═══ Data shown ═══

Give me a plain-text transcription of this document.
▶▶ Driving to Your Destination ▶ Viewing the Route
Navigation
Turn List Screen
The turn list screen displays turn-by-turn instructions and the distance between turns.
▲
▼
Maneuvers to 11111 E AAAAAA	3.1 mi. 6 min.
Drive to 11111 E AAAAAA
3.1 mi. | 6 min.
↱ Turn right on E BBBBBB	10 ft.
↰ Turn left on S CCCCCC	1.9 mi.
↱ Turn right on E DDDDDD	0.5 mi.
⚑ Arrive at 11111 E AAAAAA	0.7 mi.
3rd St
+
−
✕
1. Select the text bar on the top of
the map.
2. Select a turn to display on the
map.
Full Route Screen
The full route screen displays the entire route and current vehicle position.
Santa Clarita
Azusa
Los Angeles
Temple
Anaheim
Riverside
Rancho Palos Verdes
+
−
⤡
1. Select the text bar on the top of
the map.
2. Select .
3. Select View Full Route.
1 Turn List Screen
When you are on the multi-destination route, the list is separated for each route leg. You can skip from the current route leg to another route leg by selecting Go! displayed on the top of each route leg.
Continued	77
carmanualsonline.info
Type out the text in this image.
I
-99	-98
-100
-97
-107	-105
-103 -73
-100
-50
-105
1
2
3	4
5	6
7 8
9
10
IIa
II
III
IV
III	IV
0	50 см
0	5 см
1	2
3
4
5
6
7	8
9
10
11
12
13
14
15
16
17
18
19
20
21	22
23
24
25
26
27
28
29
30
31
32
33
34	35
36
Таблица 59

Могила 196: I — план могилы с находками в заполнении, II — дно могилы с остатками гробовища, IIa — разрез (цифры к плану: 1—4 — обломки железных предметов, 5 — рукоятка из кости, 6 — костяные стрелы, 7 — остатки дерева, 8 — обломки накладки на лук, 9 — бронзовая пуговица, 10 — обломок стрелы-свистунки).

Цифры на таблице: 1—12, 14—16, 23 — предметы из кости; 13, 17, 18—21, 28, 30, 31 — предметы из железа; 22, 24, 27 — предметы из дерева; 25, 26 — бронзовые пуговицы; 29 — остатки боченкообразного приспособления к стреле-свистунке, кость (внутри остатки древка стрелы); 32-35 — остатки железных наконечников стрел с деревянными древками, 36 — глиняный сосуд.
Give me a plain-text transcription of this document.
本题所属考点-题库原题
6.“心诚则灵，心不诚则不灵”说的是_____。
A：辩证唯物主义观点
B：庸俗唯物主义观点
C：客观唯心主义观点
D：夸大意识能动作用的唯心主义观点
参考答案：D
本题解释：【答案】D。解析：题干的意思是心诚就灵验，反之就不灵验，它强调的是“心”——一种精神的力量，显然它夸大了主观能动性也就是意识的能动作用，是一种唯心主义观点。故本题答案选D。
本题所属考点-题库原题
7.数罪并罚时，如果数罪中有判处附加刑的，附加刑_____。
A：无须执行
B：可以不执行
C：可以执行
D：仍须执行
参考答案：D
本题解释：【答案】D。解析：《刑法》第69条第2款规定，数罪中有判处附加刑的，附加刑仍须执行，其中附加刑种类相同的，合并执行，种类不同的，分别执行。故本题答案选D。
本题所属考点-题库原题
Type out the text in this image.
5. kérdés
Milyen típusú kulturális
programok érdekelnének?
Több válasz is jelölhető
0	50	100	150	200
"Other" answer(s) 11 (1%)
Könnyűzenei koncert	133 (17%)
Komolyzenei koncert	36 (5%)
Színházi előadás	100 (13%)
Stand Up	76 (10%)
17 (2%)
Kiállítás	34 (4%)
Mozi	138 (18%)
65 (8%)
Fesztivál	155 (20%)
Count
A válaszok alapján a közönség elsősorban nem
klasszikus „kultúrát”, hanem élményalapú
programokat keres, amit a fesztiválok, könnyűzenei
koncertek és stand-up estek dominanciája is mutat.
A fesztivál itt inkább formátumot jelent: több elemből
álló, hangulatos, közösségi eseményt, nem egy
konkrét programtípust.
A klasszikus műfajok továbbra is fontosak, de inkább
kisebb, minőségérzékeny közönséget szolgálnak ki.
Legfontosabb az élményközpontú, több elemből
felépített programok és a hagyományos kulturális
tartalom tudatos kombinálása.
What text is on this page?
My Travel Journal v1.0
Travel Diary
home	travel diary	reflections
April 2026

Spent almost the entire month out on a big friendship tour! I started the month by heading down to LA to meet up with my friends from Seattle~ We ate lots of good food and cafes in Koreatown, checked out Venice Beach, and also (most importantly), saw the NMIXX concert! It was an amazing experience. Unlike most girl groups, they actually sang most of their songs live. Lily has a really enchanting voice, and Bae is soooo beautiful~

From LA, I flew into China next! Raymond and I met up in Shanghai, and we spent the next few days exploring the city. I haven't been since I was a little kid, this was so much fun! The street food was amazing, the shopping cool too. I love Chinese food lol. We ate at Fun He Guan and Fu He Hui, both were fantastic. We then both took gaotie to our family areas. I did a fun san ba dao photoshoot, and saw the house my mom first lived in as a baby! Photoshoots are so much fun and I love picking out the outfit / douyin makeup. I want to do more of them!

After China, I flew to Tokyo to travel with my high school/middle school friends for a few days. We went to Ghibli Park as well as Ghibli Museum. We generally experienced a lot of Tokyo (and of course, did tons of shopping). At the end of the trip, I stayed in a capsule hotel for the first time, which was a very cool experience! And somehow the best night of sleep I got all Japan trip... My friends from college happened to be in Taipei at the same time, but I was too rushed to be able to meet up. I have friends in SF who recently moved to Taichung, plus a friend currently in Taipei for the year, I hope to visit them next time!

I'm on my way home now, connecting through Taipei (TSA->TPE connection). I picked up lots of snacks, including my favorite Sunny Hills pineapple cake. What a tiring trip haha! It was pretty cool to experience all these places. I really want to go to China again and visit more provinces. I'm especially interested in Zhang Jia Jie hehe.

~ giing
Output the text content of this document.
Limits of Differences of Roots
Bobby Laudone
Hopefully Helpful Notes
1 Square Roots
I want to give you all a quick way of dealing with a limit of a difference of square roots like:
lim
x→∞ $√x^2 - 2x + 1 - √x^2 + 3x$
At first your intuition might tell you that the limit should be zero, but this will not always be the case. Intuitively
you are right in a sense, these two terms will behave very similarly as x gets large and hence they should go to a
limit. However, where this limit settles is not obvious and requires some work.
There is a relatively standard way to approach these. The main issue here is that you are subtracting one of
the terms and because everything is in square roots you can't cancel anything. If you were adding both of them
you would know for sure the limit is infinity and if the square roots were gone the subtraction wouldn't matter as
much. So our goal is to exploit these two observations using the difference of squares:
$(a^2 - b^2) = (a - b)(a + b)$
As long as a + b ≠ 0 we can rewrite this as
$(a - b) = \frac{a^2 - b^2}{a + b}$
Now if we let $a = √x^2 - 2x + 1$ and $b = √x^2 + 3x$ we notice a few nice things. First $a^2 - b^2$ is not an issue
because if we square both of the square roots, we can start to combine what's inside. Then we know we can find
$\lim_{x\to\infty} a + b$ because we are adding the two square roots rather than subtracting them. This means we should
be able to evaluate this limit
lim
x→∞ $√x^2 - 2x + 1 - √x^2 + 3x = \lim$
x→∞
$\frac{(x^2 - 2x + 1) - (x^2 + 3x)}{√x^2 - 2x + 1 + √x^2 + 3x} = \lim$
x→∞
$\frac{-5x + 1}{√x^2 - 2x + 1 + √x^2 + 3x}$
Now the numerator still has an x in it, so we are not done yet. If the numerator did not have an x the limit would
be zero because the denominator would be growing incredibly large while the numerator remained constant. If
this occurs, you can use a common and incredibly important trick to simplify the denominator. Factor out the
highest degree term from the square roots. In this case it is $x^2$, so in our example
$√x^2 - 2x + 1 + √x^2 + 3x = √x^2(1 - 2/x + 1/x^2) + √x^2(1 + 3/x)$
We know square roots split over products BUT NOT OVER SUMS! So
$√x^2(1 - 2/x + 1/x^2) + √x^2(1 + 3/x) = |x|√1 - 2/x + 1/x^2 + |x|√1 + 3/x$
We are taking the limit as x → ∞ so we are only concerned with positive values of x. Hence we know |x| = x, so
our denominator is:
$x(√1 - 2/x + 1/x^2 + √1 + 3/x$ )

═══

* Stated problem: Count the lines in the entries that hold the word "with", and give nothing but the total.

* Full output: 4